Goal of the exercise >> Reproduce the material word for word; the images stay out.
====== Supplied information ======
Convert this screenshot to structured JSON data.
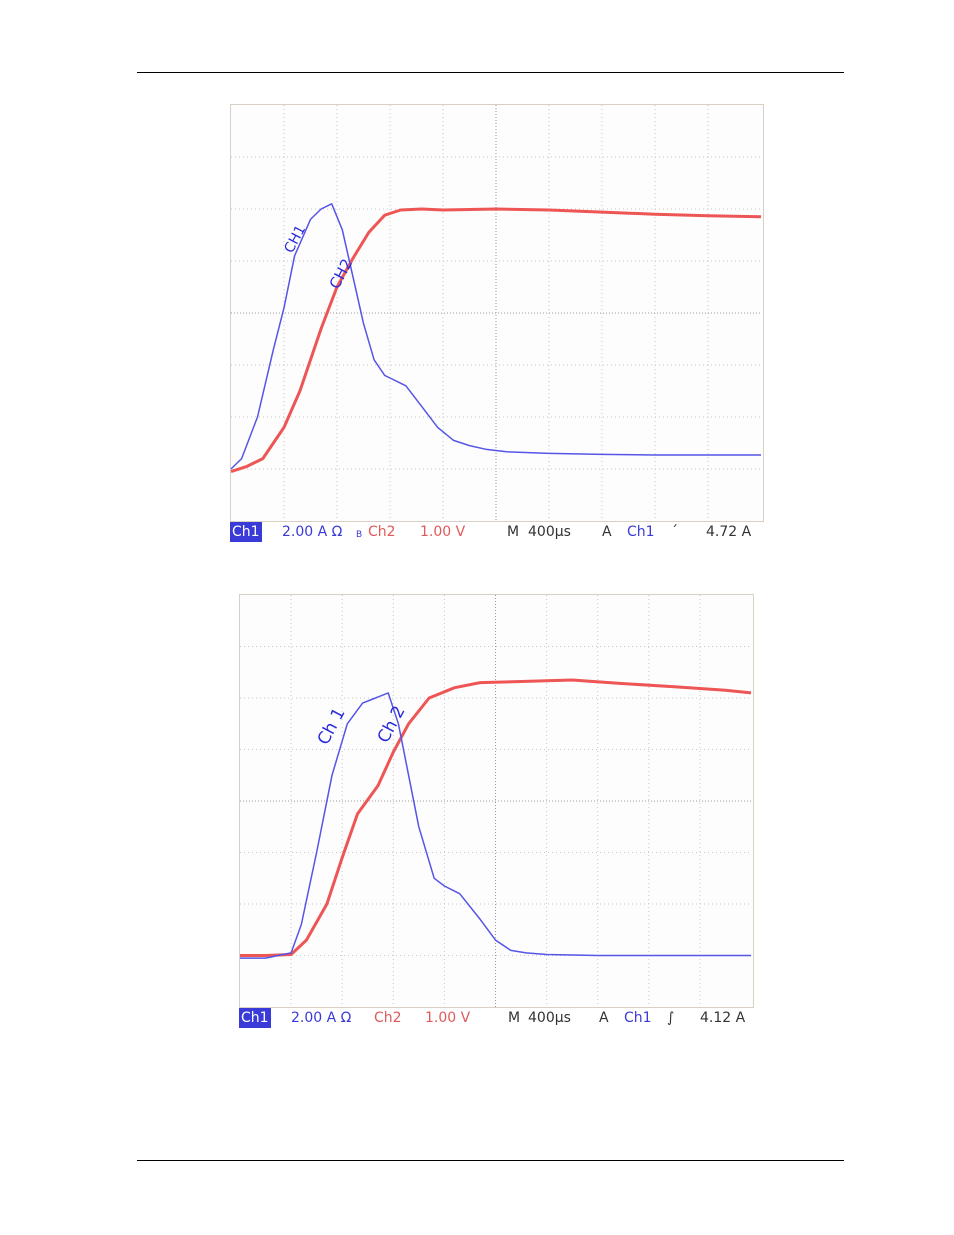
{
  "chart_data": [
    {
      "type": "line",
      "grid": true,
      "xlim": [
        0,
        10
      ],
      "ylim": [
        0,
        8
      ],
      "series": [
        {
          "name": "CH1",
          "color": "#5555e6",
          "x": [
            0,
            0.2,
            0.5,
            0.8,
            1.0,
            1.2,
            1.5,
            1.7,
            1.9,
            2.1,
            2.3,
            2.5,
            2.7,
            2.9,
            3.0,
            3.3,
            3.6,
            3.9,
            4.2,
            4.5,
            4.8,
            5.2,
            6.0,
            7.0,
            8.0,
            9.0,
            10.0
          ],
          "y": [
            1.0,
            1.2,
            2.0,
            3.3,
            4.1,
            5.1,
            5.8,
            6.0,
            6.1,
            5.6,
            4.7,
            3.8,
            3.1,
            2.8,
            2.75,
            2.6,
            2.2,
            1.8,
            1.55,
            1.45,
            1.38,
            1.33,
            1.3,
            1.28,
            1.27,
            1.27,
            1.27
          ]
        },
        {
          "name": "CH2",
          "color": "#ee5555",
          "x": [
            0,
            0.3,
            0.6,
            1.0,
            1.3,
            1.7,
            2.0,
            2.3,
            2.6,
            2.9,
            3.2,
            3.6,
            4.0,
            5.0,
            6.0,
            7.0,
            8.0,
            9.0,
            10.0
          ],
          "y": [
            0.95,
            1.05,
            1.2,
            1.8,
            2.5,
            3.7,
            4.5,
            5.05,
            5.55,
            5.88,
            5.98,
            6.0,
            5.98,
            6.0,
            5.98,
            5.94,
            5.9,
            5.87,
            5.85
          ]
        }
      ],
      "status": {
        "ch1": "Ch1",
        "ch1_scale": "2.00 A Ω",
        "ch1_extra": "B",
        "ch2": "Ch2",
        "ch2_scale": "1.00 V",
        "m": "M",
        "timebase": "400µs",
        "a": "A",
        "trig_source": "Ch1",
        "trig_slope": "falling",
        "trig_level": "4.72 A"
      }
    },
    {
      "type": "line",
      "grid": true,
      "xlim": [
        0,
        10
      ],
      "ylim": [
        0,
        8
      ],
      "series": [
        {
          "name": "Ch 1",
          "color": "#5555e6",
          "x": [
            0,
            0.5,
            1.0,
            1.2,
            1.5,
            1.8,
            2.1,
            2.4,
            2.6,
            2.9,
            3.1,
            3.3,
            3.5,
            3.8,
            4.0,
            4.3,
            4.7,
            5.0,
            5.3,
            5.6,
            6.0,
            7.0,
            8.0,
            9.0,
            10.0
          ],
          "y": [
            0.95,
            0.95,
            1.05,
            1.6,
            3.0,
            4.5,
            5.5,
            5.9,
            5.98,
            6.1,
            5.5,
            4.5,
            3.5,
            2.5,
            2.35,
            2.2,
            1.7,
            1.3,
            1.1,
            1.05,
            1.02,
            1.0,
            1.0,
            1.0,
            1.0
          ]
        },
        {
          "name": "Ch 2",
          "color": "#ee5555",
          "x": [
            0,
            0.5,
            1.0,
            1.3,
            1.7,
            2.0,
            2.3,
            2.7,
            3.0,
            3.3,
            3.7,
            4.2,
            4.7,
            5.5,
            6.5,
            7.5,
            8.5,
            9.5,
            10.0
          ],
          "y": [
            1.0,
            1.0,
            1.02,
            1.3,
            2.0,
            2.9,
            3.75,
            4.3,
            4.95,
            5.5,
            6.0,
            6.2,
            6.3,
            6.32,
            6.35,
            6.28,
            6.22,
            6.15,
            6.1
          ]
        }
      ],
      "status": {
        "ch1": "Ch1",
        "ch1_scale": "2.00 A Ω",
        "ch2": "Ch2",
        "ch2_scale": "1.00 V",
        "m": "M",
        "timebase": "400µs",
        "a": "A",
        "trig_source": "Ch1",
        "trig_slope": "rising",
        "trig_level": "4.12 A"
      }
    }
  ]
}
======
Task output >>
Convert this screenshot to structured JSON data.
{
  "chart_data": [
    {
      "type": "line",
      "grid": true,
      "xlim": [
        0,
        10
      ],
      "ylim": [
        0,
        8
      ],
      "series": [
        {
          "name": "CH1",
          "color": "#5555e6",
          "x": [
            0,
            0.2,
            0.5,
            0.8,
            1.0,
            1.2,
            1.5,
            1.7,
            1.9,
            2.1,
            2.3,
            2.5,
            2.7,
            2.9,
            3.0,
            3.3,
            3.6,
            3.9,
            4.2,
            4.5,
            4.8,
            5.2,
            6.0,
            7.0,
            8.0,
            9.0,
            10.0
          ],
          "y": [
            1.0,
            1.2,
            2.0,
            3.3,
            4.1,
            5.1,
            5.8,
            6.0,
            6.1,
            5.6,
            4.7,
            3.8,
            3.1,
            2.8,
            2.75,
            2.6,
            2.2,
            1.8,
            1.55,
            1.45,
            1.38,
            1.33,
            1.3,
            1.28,
            1.27,
            1.27,
            1.27
          ]
        },
        {
          "name": "CH2",
          "color": "#ee5555",
          "x": [
            0,
            0.3,
            0.6,
            1.0,
            1.3,
            1.7,
            2.0,
            2.3,
            2.6,
            2.9,
            3.2,
            3.6,
            4.0,
            5.0,
            6.0,
            7.0,
            8.0,
            9.0,
            10.0
          ],
          "y": [
            0.95,
            1.05,
            1.2,
            1.8,
            2.5,
            3.7,
            4.5,
            5.05,
            5.55,
            5.88,
            5.98,
            6.0,
            5.98,
            6.0,
            5.98,
            5.94,
            5.9,
            5.87,
            5.85
          ]
        }
      ],
      "status": {
        "ch1": "Ch1",
        "ch1_scale": "2.00 A Ω",
        "ch1_extra": "B",
        "ch2": "Ch2",
        "ch2_scale": "1.00 V",
        "m": "M",
        "timebase": "400µs",
        "a": "A",
        "trig_source": "Ch1",
        "trig_slope": "falling",
        "trig_level": "4.72 A"
      }
    },
    {
      "type": "line",
      "grid": true,
      "xlim": [
        0,
        10
      ],
      "ylim": [
        0,
        8
      ],
      "series": [
        {
          "name": "Ch 1",
          "color": "#5555e6",
          "x": [
            0,
            0.5,
            1.0,
            1.2,
            1.5,
            1.8,
            2.1,
            2.4,
            2.6,
            2.9,
            3.1,
            3.3,
            3.5,
            3.8,
            4.0,
            4.3,
            4.7,
            5.0,
            5.3,
            5.6,
            6.0,
            7.0,
            8.0,
            9.0,
            10.0
          ],
          "y": [
            0.95,
            0.95,
            1.05,
            1.6,
            3.0,
            4.5,
            5.5,
            5.9,
            5.98,
            6.1,
            5.5,
            4.5,
            3.5,
            2.5,
            2.35,
            2.2,
            1.7,
            1.3,
            1.1,
            1.05,
            1.02,
            1.0,
            1.0,
            1.0,
            1.0
          ]
        },
        {
          "name": "Ch 2",
          "color": "#ee5555",
          "x": [
            0,
            0.5,
            1.0,
            1.3,
            1.7,
            2.0,
            2.3,
            2.7,
            3.0,
            3.3,
            3.7,
            4.2,
            4.7,
            5.5,
            6.5,
            7.5,
            8.5,
            9.5,
            10.0
          ],
          "y": [
            1.0,
            1.0,
            1.02,
            1.3,
            2.0,
            2.9,
            3.75,
            4.3,
            4.95,
            5.5,
            6.0,
            6.2,
            6.3,
            6.32,
            6.35,
            6.28,
            6.22,
            6.15,
            6.1
          ]
        }
      ],
      "status": {
        "ch1": "Ch1",
        "ch1_scale": "2.00 A Ω",
        "ch2": "Ch2",
        "ch2_scale": "1.00 V",
        "m": "M",
        "timebase": "400µs",
        "a": "A",
        "trig_source": "Ch1",
        "trig_slope": "rising",
        "trig_level": "4.12 A"
      }
    }
  ]
}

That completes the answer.